▸ Aim
Which lines below hold the word "performance"? Report each one.

▸ Task inputs
------------

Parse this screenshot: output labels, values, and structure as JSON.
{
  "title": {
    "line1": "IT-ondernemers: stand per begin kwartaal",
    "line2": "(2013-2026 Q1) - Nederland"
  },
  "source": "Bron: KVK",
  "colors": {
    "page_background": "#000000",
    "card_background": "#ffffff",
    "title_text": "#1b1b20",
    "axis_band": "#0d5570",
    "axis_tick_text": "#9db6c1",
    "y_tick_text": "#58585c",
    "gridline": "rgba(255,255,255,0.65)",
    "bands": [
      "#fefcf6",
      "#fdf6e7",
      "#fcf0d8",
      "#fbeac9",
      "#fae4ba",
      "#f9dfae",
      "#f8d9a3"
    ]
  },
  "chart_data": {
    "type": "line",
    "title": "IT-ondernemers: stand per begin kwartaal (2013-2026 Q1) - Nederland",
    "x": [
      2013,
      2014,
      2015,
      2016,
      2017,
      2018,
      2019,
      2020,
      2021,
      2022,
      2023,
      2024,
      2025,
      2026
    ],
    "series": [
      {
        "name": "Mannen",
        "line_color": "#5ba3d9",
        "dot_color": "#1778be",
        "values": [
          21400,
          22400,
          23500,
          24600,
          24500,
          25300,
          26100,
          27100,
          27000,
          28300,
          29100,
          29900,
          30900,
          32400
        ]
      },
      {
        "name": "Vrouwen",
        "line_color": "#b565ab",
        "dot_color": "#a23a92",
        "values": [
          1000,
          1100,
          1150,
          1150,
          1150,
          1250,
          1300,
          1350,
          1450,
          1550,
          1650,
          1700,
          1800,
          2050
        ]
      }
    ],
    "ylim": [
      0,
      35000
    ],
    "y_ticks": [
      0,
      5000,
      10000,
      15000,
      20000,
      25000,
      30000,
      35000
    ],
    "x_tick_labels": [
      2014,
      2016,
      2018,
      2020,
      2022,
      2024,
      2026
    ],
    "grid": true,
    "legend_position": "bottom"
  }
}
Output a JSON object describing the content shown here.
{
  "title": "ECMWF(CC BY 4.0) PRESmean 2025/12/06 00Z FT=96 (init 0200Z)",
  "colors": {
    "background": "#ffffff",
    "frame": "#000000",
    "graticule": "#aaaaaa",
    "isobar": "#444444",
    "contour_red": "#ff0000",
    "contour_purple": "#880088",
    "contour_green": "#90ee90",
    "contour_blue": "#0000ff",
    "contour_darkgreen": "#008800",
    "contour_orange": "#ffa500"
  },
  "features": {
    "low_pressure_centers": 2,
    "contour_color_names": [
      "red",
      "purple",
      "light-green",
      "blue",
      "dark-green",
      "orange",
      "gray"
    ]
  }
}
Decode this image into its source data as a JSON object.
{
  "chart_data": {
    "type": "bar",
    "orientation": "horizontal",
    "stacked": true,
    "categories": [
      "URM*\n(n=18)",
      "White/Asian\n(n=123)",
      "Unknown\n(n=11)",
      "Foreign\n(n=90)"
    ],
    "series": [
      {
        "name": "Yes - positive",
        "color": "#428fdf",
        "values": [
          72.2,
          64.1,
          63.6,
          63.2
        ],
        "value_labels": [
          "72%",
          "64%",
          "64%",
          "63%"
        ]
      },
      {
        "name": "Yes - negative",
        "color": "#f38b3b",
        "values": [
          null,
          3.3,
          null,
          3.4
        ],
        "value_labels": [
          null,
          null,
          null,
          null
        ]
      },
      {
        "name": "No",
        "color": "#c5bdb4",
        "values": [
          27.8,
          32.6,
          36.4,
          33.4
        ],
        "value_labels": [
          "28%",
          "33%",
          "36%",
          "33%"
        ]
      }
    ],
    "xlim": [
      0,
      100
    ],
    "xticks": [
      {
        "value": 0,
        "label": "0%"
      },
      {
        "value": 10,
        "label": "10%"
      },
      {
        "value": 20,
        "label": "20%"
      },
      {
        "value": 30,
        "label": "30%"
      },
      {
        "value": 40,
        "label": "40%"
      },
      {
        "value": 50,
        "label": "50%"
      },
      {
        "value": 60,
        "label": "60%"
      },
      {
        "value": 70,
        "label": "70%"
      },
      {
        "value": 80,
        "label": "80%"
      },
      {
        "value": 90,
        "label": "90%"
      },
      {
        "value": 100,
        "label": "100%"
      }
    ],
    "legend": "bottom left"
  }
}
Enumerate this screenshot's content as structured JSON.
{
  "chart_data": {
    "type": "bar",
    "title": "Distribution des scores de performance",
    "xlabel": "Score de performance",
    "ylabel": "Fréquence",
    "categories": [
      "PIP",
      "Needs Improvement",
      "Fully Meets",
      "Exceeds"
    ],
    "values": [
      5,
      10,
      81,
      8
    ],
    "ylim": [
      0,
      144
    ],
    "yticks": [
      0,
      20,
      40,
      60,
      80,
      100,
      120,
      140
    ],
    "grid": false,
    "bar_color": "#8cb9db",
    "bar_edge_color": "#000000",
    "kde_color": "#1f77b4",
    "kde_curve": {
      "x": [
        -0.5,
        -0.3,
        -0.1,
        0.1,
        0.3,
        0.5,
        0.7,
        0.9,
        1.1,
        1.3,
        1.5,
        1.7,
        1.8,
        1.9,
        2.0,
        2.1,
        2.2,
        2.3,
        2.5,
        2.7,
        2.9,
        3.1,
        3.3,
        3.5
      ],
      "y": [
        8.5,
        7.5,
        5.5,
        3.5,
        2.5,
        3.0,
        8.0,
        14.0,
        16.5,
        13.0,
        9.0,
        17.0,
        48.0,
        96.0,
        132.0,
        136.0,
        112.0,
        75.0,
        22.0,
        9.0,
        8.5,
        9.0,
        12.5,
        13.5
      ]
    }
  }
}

------------

▸ Written answer
    "title": "Distribution des scores de performance",
    "xlabel": "Score de performance",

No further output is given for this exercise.